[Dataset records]
▶

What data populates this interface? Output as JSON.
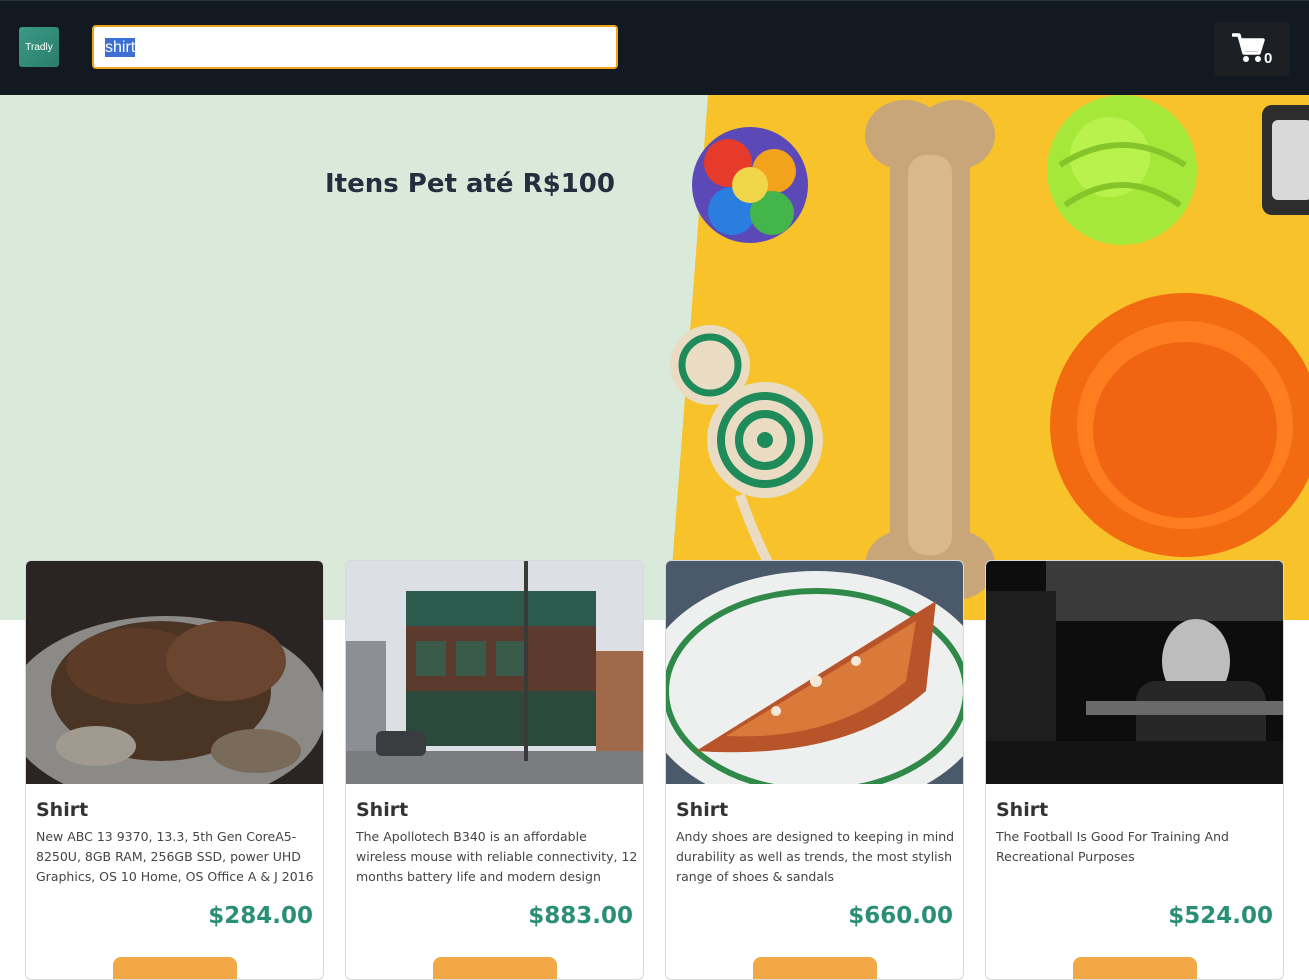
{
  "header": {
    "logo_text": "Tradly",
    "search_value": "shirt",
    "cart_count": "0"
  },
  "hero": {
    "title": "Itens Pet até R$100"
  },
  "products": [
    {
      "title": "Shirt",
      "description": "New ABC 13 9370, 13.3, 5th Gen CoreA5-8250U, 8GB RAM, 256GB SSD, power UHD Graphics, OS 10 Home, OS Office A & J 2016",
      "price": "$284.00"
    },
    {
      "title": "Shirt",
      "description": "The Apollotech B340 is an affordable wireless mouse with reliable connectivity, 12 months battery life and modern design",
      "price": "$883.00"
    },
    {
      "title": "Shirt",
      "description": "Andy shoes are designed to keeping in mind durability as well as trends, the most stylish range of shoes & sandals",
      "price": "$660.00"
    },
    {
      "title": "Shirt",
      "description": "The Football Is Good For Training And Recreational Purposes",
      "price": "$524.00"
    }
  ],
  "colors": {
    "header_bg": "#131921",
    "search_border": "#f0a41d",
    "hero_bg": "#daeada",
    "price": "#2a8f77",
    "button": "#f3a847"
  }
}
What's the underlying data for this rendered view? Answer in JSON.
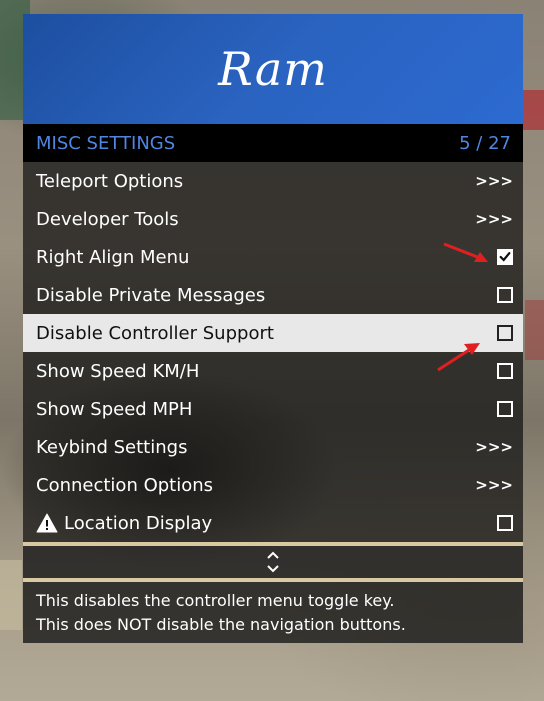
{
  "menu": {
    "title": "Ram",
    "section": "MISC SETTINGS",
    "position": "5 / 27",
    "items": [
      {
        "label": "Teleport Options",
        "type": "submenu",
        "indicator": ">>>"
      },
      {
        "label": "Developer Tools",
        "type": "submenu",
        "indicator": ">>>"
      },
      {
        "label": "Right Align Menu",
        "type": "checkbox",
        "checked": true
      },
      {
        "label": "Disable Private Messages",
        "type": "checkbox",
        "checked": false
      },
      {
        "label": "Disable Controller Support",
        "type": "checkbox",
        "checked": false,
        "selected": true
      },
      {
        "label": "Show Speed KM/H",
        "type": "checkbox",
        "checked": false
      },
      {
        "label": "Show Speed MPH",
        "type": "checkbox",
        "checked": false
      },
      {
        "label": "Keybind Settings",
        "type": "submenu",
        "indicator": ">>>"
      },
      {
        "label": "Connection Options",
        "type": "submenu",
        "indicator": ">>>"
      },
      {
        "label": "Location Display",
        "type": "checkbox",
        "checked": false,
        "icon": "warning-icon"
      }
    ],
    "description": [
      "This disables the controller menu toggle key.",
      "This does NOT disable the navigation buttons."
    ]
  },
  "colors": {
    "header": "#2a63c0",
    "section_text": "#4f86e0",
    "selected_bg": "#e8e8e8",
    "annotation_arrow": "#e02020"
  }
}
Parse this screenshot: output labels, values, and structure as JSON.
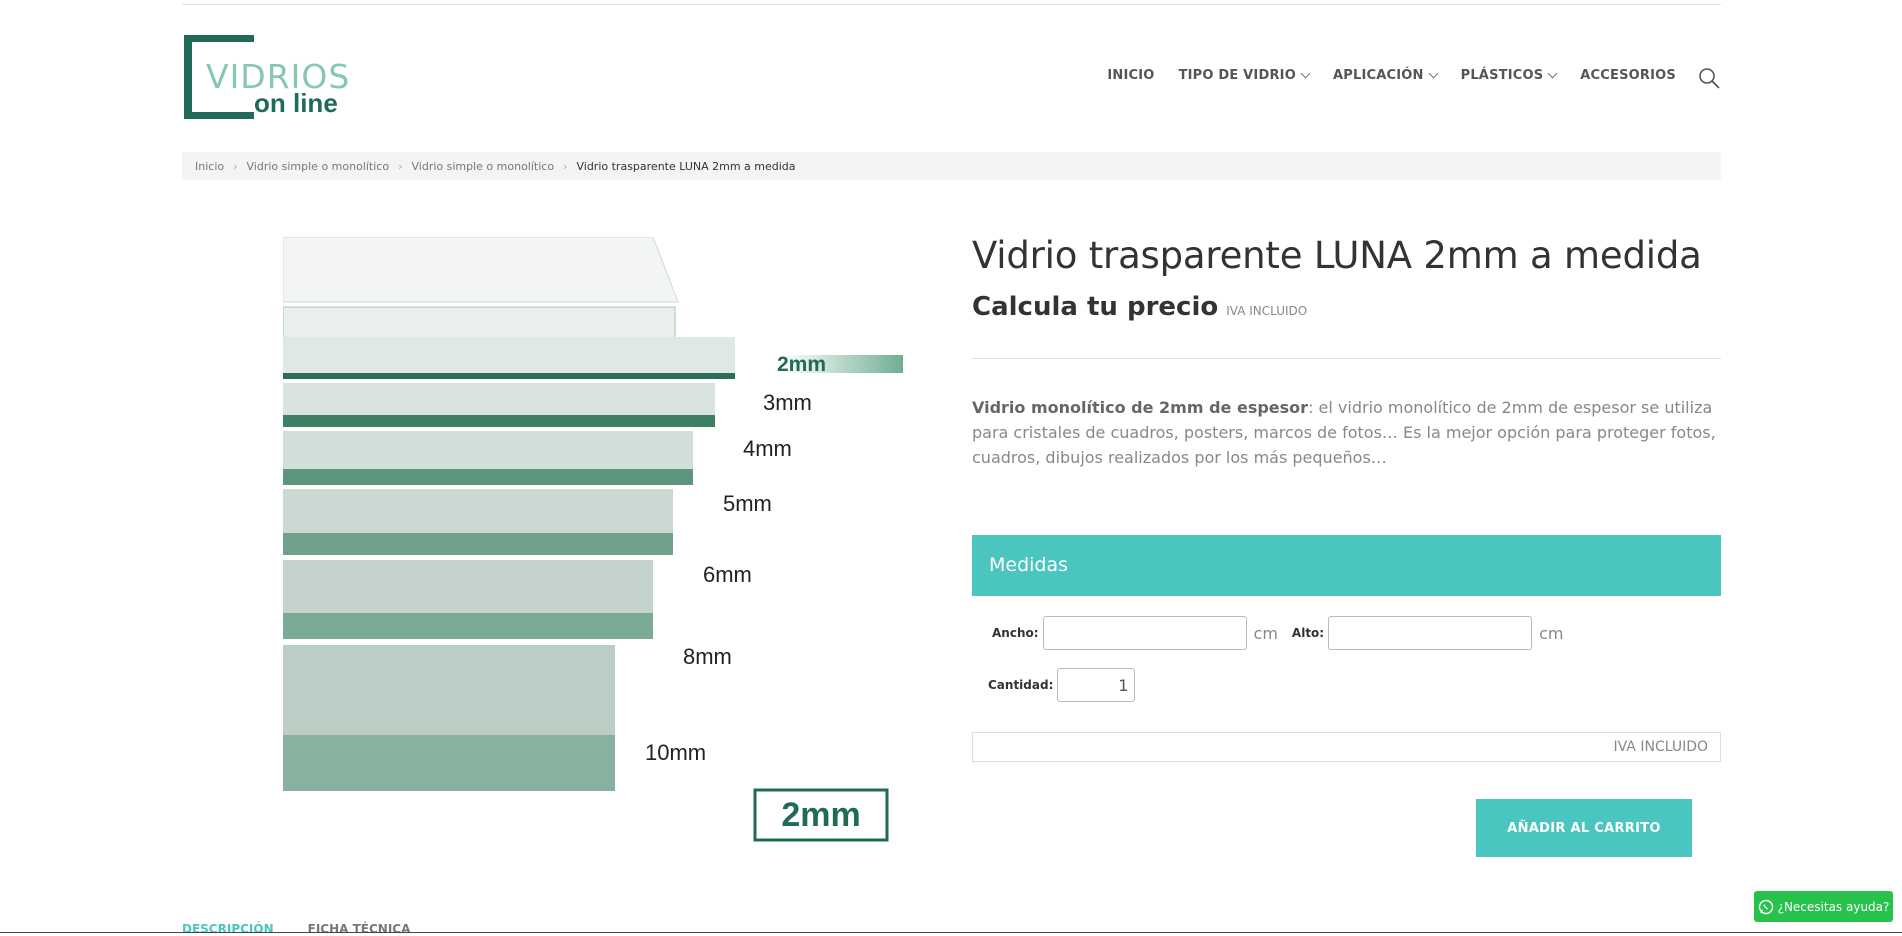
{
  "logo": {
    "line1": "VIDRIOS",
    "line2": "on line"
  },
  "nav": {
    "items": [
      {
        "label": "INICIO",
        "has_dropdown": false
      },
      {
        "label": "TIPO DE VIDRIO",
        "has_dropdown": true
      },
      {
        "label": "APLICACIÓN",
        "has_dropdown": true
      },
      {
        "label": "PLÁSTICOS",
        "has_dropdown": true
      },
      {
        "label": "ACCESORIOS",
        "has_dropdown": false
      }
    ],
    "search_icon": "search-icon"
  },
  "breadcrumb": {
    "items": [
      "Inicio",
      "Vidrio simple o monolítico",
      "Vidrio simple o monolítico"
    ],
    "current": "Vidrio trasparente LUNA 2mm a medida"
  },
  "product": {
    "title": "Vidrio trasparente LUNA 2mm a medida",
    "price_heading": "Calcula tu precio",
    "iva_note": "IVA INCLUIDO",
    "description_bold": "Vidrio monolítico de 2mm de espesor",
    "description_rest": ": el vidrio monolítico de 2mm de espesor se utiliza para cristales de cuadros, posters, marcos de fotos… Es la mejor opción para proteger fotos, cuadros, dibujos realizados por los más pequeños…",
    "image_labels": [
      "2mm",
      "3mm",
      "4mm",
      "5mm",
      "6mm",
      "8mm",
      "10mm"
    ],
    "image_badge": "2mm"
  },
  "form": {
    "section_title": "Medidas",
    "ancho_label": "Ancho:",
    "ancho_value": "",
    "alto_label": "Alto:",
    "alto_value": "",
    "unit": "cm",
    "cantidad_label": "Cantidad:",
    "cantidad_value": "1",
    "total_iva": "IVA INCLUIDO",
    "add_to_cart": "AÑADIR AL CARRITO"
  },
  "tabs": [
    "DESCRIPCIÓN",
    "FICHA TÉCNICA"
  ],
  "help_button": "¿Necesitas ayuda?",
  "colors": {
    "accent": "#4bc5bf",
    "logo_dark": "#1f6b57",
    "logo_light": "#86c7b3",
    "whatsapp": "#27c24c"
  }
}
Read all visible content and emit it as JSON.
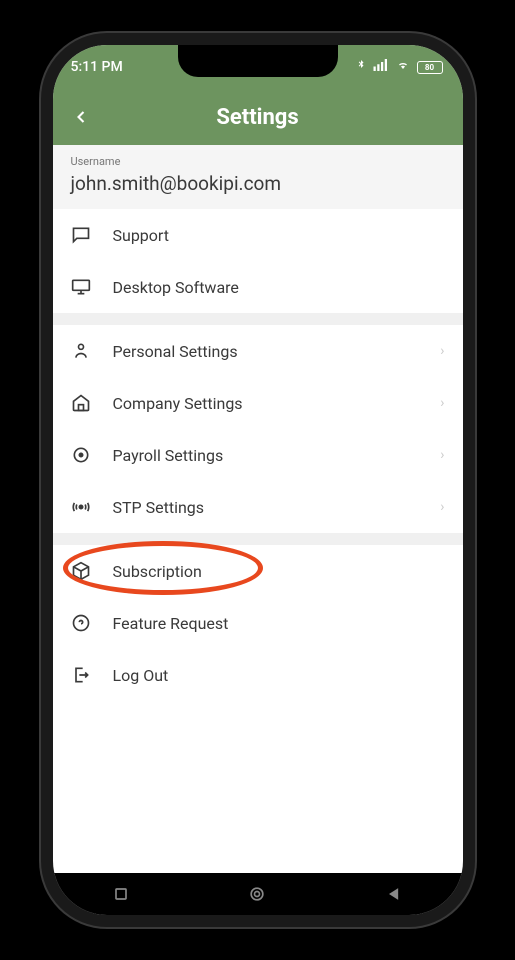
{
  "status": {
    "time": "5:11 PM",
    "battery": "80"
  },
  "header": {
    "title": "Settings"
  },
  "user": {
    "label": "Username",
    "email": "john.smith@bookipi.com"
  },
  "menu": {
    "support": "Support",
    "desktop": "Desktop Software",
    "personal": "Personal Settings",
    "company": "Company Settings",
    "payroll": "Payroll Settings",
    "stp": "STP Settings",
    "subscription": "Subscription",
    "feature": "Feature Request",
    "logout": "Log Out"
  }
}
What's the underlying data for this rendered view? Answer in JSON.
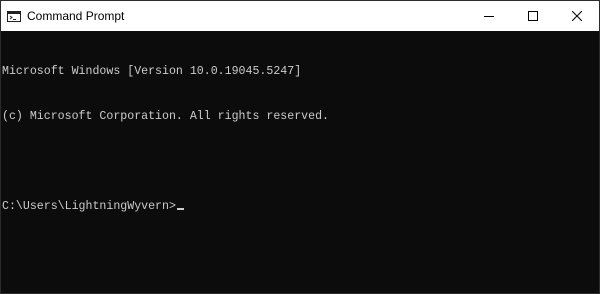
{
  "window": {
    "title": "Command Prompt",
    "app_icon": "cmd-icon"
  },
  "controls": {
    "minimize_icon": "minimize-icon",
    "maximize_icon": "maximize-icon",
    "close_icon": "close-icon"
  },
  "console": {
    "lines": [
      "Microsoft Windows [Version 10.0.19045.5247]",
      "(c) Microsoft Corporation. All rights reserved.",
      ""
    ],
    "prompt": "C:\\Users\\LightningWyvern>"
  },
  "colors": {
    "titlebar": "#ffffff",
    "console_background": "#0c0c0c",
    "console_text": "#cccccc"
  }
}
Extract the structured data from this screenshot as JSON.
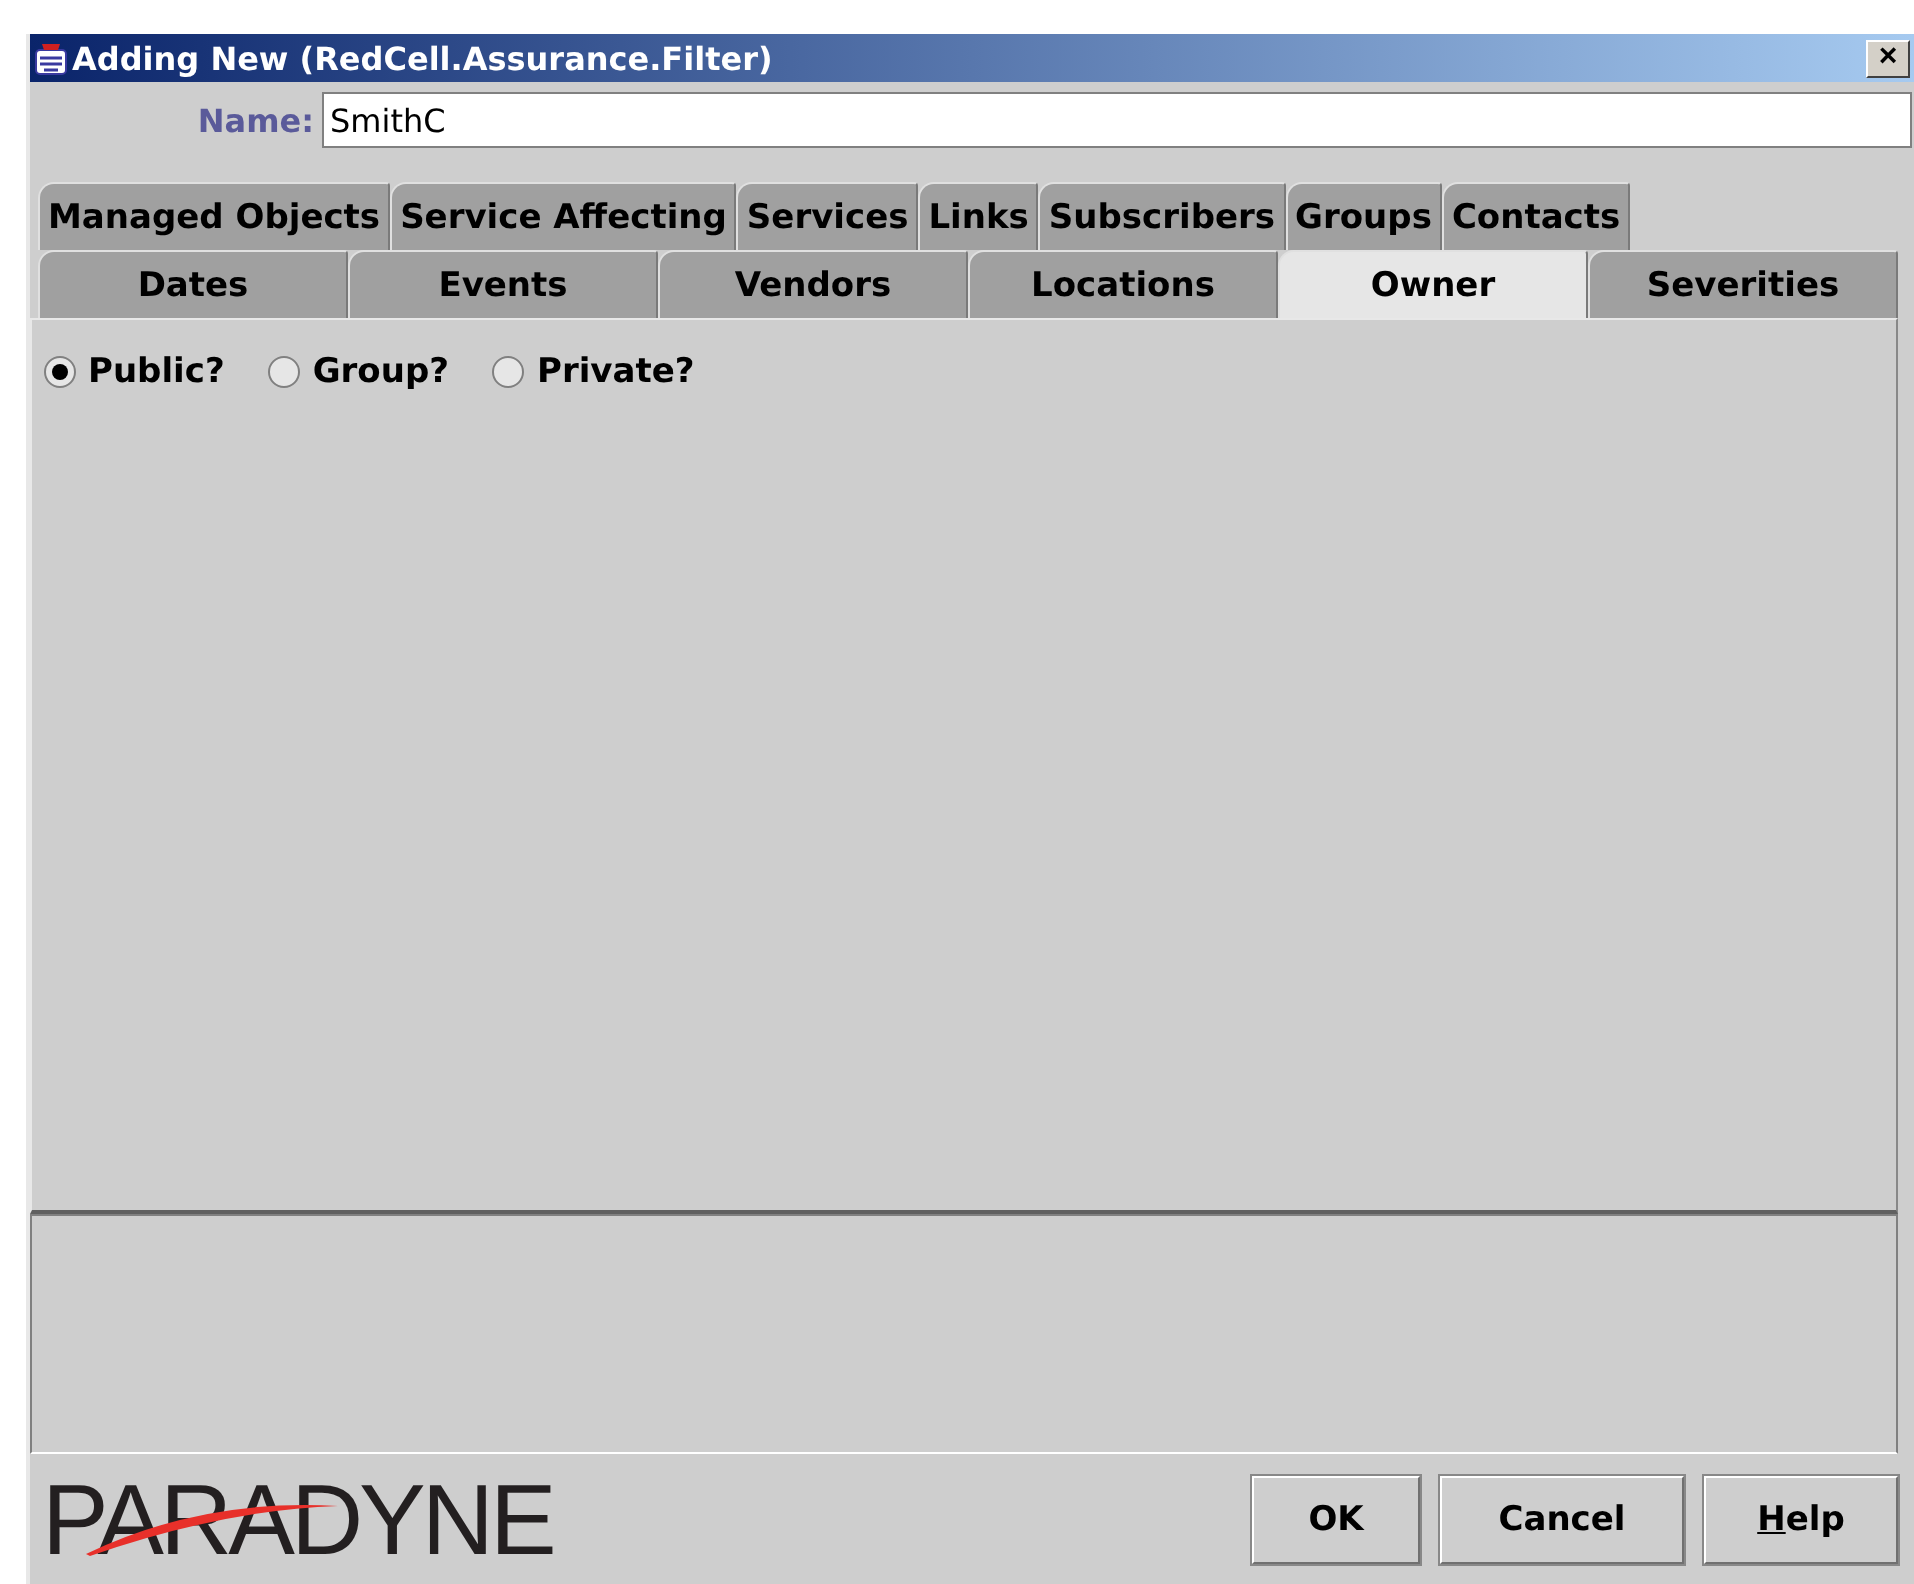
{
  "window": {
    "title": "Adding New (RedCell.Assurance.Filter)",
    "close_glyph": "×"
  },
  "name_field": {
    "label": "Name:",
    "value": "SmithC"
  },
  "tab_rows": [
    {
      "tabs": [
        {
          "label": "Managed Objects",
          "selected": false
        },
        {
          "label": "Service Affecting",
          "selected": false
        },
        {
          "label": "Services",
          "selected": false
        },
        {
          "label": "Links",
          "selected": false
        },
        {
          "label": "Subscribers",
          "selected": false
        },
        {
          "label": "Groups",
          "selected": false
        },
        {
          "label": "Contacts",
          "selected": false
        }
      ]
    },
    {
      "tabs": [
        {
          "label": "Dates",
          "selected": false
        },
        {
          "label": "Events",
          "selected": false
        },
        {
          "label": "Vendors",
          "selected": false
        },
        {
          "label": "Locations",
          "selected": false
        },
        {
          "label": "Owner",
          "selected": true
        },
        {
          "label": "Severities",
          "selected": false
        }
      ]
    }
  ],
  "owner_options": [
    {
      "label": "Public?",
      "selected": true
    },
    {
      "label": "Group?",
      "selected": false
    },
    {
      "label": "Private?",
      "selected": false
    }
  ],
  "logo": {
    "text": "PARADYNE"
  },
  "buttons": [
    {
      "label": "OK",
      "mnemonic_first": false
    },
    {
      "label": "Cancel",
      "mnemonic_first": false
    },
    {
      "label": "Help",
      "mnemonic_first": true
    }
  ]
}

◀

Written exercise » Which lines hold the word "Show"? Copy each of them from the records.

Result »
        "label": "Show Speed KM/H",
        "label": "Show Speed MPH",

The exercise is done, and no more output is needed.